* Short exercise: Report the count of lines holding "JSON" in the records, with no other words.

--- begin Material provided ---

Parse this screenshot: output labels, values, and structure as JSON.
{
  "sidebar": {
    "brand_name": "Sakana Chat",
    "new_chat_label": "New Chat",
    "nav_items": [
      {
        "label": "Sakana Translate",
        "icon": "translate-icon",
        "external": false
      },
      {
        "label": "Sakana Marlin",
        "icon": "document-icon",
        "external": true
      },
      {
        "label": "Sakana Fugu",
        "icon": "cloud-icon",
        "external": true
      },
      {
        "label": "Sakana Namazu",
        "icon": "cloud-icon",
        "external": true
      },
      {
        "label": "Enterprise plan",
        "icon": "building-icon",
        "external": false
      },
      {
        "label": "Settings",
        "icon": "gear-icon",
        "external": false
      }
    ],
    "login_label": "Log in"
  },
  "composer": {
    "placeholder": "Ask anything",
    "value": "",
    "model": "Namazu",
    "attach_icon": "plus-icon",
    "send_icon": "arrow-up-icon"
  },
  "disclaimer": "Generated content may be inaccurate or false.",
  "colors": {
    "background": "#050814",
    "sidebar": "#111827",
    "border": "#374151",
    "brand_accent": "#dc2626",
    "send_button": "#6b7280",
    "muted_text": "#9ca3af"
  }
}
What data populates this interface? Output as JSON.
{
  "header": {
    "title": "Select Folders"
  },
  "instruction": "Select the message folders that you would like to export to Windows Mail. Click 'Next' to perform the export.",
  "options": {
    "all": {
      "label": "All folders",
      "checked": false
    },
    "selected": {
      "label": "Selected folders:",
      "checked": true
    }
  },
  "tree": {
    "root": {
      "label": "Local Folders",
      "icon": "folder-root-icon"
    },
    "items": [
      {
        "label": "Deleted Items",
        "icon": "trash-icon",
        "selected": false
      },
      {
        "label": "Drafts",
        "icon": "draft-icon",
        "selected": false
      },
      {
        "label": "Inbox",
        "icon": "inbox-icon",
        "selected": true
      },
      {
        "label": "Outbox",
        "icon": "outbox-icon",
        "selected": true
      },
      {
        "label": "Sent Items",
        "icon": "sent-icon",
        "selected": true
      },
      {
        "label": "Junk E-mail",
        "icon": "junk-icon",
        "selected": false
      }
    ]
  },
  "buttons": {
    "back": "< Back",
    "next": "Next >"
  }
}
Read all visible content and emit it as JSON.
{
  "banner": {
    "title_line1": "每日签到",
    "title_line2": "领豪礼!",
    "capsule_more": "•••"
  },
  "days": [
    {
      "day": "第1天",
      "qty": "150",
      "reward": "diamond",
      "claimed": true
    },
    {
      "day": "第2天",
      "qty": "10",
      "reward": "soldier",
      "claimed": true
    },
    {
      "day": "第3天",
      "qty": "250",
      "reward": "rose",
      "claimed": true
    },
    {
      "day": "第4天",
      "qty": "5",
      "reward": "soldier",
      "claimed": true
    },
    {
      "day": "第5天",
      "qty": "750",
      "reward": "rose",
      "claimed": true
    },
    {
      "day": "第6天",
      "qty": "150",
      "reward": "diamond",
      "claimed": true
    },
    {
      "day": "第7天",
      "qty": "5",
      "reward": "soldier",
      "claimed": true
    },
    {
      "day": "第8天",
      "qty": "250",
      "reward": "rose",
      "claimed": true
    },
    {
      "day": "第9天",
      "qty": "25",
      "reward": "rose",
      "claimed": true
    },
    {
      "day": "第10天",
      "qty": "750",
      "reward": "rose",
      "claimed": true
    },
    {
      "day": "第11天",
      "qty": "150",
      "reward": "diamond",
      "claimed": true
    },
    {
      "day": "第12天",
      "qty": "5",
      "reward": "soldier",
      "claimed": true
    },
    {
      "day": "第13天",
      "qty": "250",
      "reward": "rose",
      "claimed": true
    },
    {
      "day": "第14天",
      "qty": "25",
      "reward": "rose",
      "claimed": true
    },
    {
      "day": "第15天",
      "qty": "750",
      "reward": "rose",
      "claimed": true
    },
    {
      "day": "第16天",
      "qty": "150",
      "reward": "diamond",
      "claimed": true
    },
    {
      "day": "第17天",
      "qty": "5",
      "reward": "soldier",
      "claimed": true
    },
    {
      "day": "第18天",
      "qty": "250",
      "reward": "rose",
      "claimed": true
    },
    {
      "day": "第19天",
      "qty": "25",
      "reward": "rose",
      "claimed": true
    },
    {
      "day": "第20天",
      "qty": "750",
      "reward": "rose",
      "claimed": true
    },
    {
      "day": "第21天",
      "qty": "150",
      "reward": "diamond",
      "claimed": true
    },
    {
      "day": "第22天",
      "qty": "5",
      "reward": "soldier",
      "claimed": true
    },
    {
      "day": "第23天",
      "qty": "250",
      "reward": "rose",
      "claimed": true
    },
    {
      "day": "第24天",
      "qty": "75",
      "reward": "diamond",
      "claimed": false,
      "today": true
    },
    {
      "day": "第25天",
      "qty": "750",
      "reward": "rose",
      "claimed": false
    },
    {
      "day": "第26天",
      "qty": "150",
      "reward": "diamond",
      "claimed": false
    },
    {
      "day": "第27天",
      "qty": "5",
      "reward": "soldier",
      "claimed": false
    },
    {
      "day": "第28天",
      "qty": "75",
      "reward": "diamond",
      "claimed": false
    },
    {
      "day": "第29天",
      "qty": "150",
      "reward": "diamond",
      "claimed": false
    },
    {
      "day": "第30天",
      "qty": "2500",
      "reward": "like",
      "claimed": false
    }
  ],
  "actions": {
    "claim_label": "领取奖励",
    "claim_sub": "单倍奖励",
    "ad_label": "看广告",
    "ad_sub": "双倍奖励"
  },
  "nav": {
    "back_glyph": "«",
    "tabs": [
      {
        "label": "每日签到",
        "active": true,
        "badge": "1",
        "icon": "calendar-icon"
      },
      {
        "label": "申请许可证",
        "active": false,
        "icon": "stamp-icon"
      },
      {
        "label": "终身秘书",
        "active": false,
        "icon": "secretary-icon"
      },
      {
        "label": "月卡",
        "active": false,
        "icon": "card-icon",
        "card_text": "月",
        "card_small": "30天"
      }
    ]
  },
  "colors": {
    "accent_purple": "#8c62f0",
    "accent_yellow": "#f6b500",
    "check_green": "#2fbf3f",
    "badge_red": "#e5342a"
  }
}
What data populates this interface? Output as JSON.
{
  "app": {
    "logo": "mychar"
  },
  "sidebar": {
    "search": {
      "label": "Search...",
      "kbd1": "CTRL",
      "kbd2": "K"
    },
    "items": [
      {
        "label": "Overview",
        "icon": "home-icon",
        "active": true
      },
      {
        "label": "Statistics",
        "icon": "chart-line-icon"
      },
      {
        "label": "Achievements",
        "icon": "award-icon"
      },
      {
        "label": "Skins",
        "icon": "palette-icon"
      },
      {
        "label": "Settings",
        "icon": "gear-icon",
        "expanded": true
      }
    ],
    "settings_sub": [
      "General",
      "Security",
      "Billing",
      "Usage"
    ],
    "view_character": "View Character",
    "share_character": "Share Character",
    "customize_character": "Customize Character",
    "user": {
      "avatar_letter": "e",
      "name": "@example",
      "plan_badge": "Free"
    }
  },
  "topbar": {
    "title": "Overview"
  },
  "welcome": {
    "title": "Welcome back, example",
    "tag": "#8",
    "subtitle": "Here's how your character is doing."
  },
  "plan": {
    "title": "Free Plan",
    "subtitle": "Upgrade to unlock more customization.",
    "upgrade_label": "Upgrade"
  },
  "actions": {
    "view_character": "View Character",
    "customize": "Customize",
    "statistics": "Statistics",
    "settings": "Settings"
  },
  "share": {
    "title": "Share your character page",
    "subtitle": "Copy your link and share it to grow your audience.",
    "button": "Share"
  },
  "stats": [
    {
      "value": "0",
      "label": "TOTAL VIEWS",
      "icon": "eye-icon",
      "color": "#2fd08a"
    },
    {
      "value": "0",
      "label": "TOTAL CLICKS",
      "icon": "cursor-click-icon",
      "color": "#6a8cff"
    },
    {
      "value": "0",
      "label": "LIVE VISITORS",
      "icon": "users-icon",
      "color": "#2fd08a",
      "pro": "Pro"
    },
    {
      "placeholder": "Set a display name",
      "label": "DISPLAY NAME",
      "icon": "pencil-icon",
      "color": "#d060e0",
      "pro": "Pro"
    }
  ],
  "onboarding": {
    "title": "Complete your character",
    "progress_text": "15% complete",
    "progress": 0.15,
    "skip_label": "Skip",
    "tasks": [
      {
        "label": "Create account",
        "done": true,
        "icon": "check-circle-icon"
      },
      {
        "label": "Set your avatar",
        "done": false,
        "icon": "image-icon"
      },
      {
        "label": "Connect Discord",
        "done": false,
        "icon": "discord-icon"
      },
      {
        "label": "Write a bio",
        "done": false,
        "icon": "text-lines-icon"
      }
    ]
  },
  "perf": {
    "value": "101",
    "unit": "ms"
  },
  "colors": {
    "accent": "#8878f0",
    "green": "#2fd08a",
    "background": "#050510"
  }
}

--- end Material provided ---

* Task solution: 4